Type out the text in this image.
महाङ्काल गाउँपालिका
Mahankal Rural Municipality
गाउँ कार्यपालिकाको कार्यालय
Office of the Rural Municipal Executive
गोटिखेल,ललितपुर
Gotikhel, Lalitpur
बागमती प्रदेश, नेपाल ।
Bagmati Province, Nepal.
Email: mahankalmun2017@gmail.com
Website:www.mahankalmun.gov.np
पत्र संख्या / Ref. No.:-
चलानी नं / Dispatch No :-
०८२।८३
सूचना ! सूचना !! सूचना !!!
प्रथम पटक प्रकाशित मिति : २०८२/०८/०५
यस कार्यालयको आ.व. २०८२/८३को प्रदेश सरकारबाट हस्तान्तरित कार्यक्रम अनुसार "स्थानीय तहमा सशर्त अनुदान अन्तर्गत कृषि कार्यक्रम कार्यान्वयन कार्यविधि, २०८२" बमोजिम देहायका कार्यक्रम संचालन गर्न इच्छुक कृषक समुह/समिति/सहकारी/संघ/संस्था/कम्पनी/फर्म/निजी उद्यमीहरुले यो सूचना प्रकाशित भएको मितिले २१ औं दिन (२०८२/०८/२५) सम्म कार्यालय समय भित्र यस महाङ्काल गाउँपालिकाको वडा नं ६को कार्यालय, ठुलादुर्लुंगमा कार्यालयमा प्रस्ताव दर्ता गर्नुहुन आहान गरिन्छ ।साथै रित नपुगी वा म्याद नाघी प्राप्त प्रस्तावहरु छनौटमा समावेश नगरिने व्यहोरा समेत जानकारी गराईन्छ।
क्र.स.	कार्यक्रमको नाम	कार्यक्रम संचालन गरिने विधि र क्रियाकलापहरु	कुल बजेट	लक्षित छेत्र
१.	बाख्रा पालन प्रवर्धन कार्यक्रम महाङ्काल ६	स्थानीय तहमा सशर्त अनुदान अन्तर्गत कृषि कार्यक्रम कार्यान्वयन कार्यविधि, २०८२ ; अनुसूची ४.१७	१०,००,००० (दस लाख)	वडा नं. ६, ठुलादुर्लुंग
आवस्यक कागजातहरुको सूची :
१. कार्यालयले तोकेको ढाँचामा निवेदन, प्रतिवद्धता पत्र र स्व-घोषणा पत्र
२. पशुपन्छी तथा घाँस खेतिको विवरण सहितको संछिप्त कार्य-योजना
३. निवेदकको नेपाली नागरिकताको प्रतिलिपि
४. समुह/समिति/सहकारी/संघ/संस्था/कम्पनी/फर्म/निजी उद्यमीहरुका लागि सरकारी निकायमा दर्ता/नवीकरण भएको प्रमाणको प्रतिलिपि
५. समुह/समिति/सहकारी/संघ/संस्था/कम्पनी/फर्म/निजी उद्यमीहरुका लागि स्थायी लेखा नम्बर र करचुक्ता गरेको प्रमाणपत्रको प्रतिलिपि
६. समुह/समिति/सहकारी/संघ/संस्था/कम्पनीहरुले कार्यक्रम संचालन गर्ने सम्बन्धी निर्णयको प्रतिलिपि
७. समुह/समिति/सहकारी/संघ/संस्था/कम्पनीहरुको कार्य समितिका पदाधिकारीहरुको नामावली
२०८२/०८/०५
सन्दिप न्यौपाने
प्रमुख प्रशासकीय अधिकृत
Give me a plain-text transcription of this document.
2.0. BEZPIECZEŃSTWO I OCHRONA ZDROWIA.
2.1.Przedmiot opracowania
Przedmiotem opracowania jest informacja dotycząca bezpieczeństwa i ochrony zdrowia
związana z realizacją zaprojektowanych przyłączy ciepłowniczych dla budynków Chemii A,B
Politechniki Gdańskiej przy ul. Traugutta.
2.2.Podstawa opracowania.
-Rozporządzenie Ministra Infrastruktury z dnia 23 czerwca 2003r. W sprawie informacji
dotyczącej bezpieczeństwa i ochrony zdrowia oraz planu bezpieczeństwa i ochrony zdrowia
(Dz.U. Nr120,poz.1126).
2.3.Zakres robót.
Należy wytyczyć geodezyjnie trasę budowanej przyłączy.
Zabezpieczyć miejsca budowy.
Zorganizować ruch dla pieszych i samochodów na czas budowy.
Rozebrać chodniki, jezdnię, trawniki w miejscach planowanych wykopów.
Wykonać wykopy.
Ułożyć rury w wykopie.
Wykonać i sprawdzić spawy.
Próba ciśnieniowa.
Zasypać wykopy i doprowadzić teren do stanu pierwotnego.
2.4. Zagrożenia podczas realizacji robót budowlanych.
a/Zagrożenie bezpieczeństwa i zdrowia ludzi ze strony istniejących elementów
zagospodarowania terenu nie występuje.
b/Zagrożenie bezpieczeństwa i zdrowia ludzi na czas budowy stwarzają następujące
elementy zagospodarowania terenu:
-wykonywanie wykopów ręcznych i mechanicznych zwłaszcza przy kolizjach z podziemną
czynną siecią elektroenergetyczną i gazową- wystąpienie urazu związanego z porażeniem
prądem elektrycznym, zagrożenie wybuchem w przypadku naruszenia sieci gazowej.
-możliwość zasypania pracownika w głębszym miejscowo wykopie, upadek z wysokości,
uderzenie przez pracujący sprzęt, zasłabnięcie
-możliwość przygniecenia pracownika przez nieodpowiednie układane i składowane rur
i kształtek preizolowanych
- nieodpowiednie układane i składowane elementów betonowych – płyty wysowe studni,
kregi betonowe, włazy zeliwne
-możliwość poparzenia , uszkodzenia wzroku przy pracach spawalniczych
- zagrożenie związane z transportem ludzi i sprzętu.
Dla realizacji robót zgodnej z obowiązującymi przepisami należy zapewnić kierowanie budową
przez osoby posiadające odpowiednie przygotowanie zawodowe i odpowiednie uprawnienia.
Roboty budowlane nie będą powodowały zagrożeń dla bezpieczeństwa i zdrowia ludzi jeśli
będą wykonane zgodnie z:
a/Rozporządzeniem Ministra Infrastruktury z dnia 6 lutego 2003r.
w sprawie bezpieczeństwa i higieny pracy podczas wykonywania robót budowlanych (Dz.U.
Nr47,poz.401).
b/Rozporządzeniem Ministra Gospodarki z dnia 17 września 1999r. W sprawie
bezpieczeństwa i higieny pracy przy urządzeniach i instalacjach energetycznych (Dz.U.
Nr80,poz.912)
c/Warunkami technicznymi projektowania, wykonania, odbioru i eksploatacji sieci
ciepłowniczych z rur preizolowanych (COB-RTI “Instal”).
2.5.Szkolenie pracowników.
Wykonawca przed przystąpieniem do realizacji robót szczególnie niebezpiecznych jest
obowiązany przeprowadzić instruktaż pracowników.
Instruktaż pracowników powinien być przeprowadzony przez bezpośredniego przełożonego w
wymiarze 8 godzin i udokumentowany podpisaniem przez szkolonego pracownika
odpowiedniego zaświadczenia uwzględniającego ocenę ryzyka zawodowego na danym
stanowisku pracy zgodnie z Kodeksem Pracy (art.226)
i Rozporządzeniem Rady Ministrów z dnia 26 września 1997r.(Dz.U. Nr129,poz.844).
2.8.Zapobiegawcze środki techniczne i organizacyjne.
*****
* GOAL
Your task is to give the records above again, exactly.

* PROBLEM SOLUTION
Type out the text in this image.
महाङ्काल गाउँपालिका
Mahankal Rural Municipality
गाउँ कार्यपालिकाको कार्यालय
Office of the Rural Municipal Executive
गोटिखेल,ललितपुर
Gotikhel, Lalitpur
बागमती प्रदेश, नेपाल ।
Bagmati Province, Nepal.
Email: mahankalmun2017@gmail.com
Website:www.mahankalmun.gov.np
पत्र संख्या / Ref. No.:-
चलानी नं / Dispatch No :-
०८२।८३
सूचना ! सूचना !! सूचना !!!
प्रथम पटक प्रकाशित मिति : २०८२/०८/०५
यस कार्यालयको आ.व. २०८२/८३को प्रदेश सरकारबाट हस्तान्तरित कार्यक्रम अनुसार "स्थानीय तहमा सशर्त अनुदान अन्तर्गत कृषि कार्यक्रम कार्यान्वयन कार्यविधि, २०८२" बमोजिम देहायका कार्यक्रम संचालन गर्न इच्छुक कृषक समुह/समिति/सहकारी/संघ/संस्था/कम्पनी/फर्म/निजी उद्यमीहरुले यो सूचना प्रकाशित भएको मितिले २१ औं दिन (२०८२/०८/२५) सम्म कार्यालय समय भित्र यस महाङ्काल गाउँपालिकाको वडा नं ६को कार्यालय, ठुलादुर्लुंगमा कार्यालयमा प्रस्ताव दर्ता गर्नुहुन आहान गरिन्छ ।साथै रित नपुगी वा म्याद नाघी प्राप्त प्रस्तावहरु छनौटमा समावेश नगरिने व्यहोरा समेत जानकारी गराईन्छ।
क्र.स.	कार्यक्रमको नाम	कार्यक्रम संचालन गरिने विधि र क्रियाकलापहरु	कुल बजेट	लक्षित छेत्र
१.	बाख्रा पालन प्रवर्धन कार्यक्रम महाङ्काल ६	स्थानीय तहमा सशर्त अनुदान अन्तर्गत कृषि कार्यक्रम कार्यान्वयन कार्यविधि, २०८२ ; अनुसूची ४.१७	१०,००,००० (दस लाख)	वडा नं. ६, ठुलादुर्लुंग
आवस्यक कागजातहरुको सूची :
१. कार्यालयले तोकेको ढाँचामा निवेदन, प्रतिवद्धता पत्र र स्व-घोषणा पत्र
२. पशुपन्छी तथा घाँस खेतिको विवरण सहितको संछिप्त कार्य-योजना
३. निवेदकको नेपाली नागरिकताको प्रतिलिपि
४. समुह/समिति/सहकारी/संघ/संस्था/कम्पनी/फर्म/निजी उद्यमीहरुका लागि सरकारी निकायमा दर्ता/नवीकरण भएको प्रमाणको प्रतिलिपि
५. समुह/समिति/सहकारी/संघ/संस्था/कम्पनी/फर्म/निजी उद्यमीहरुका लागि स्थायी लेखा नम्बर र करचुक्ता गरेको प्रमाणपत्रको प्रतिलिपि
६. समुह/समिति/सहकारी/संघ/संस्था/कम्पनीहरुले कार्यक्रम संचालन गर्ने सम्बन्धी निर्णयको प्रतिलिपि
७. समुह/समिति/सहकारी/संघ/संस्था/कम्पनीहरुको कार्य समितिका पदाधिकारीहरुको नामावली
२०८२/०८/०५
सन्दिप न्यौपाने
प्रमुख प्रशासकीय अधिकृत
Give me a plain-text transcription of this document.
2.0. BEZPIECZEŃSTWO I OCHRONA ZDROWIA.
2.1.Przedmiot opracowania
Przedmiotem opracowania jest informacja dotycząca bezpieczeństwa i ochrony zdrowia
związana z realizacją zaprojektowanych przyłączy ciepłowniczych dla budynków Chemii A,B
Politechniki Gdańskiej przy ul. Traugutta.
2.2.Podstawa opracowania.
-Rozporządzenie Ministra Infrastruktury z dnia 23 czerwca 2003r. W sprawie informacji
dotyczącej bezpieczeństwa i ochrony zdrowia oraz planu bezpieczeństwa i ochrony zdrowia
(Dz.U. Nr120,poz.1126).
2.3.Zakres robót.
Należy wytyczyć geodezyjnie trasę budowanej przyłączy.
Zabezpieczyć miejsca budowy.
Zorganizować ruch dla pieszych i samochodów na czas budowy.
Rozebrać chodniki, jezdnię, trawniki w miejscach planowanych wykopów.
Wykonać wykopy.
Ułożyć rury w wykopie.
Wykonać i sprawdzić spawy.
Próba ciśnieniowa.
Zasypać wykopy i doprowadzić teren do stanu pierwotnego.
2.4. Zagrożenia podczas realizacji robót budowlanych.
a/Zagrożenie bezpieczeństwa i zdrowia ludzi ze strony istniejących elementów
zagospodarowania terenu nie występuje.
b/Zagrożenie bezpieczeństwa i zdrowia ludzi na czas budowy stwarzają następujące
elementy zagospodarowania terenu:
-wykonywanie wykopów ręcznych i mechanicznych zwłaszcza przy kolizjach z podziemną
czynną siecią elektroenergetyczną i gazową- wystąpienie urazu związanego z porażeniem
prądem elektrycznym, zagrożenie wybuchem w przypadku naruszenia sieci gazowej.
-możliwość zasypania pracownika w głębszym miejscowo wykopie, upadek z wysokości,
uderzenie przez pracujący sprzęt, zasłabnięcie
-możliwość przygniecenia pracownika przez nieodpowiednie układane i składowane rur
i kształtek preizolowanych
- nieodpowiednie układane i składowane elementów betonowych – płyty wysowe studni,
kregi betonowe, włazy zeliwne
-możliwość poparzenia , uszkodzenia wzroku przy pracach spawalniczych
- zagrożenie związane z transportem ludzi i sprzętu.
Dla realizacji robót zgodnej z obowiązującymi przepisami należy zapewnić kierowanie budową
przez osoby posiadające odpowiednie przygotowanie zawodowe i odpowiednie uprawnienia.
Roboty budowlane nie będą powodowały zagrożeń dla bezpieczeństwa i zdrowia ludzi jeśli
będą wykonane zgodnie z:
a/Rozporządzeniem Ministra Infrastruktury z dnia 6 lutego 2003r.
w sprawie bezpieczeństwa i higieny pracy podczas wykonywania robót budowlanych (Dz.U.
Nr47,poz.401).
b/Rozporządzeniem Ministra Gospodarki z dnia 17 września 1999r. W sprawie
bezpieczeństwa i higieny pracy przy urządzeniach i instalacjach energetycznych (Dz.U.
Nr80,poz.912)
c/Warunkami technicznymi projektowania, wykonania, odbioru i eksploatacji sieci
ciepłowniczych z rur preizolowanych (COB-RTI “Instal”).
2.5.Szkolenie pracowników.
Wykonawca przed przystąpieniem do realizacji robót szczególnie niebezpiecznych jest
obowiązany przeprowadzić instruktaż pracowników.
Instruktaż pracowników powinien być przeprowadzony przez bezpośredniego przełożonego w
wymiarze 8 godzin i udokumentowany podpisaniem przez szkolonego pracownika
odpowiedniego zaświadczenia uwzględniającego ocenę ryzyka zawodowego na danym
stanowisku pracy zgodnie z Kodeksem Pracy (art.226)
i Rozporządzeniem Rady Ministrów z dnia 26 września 1997r.(Dz.U. Nr129,poz.844).
2.8.Zapobiegawcze środki techniczne i organizacyjne.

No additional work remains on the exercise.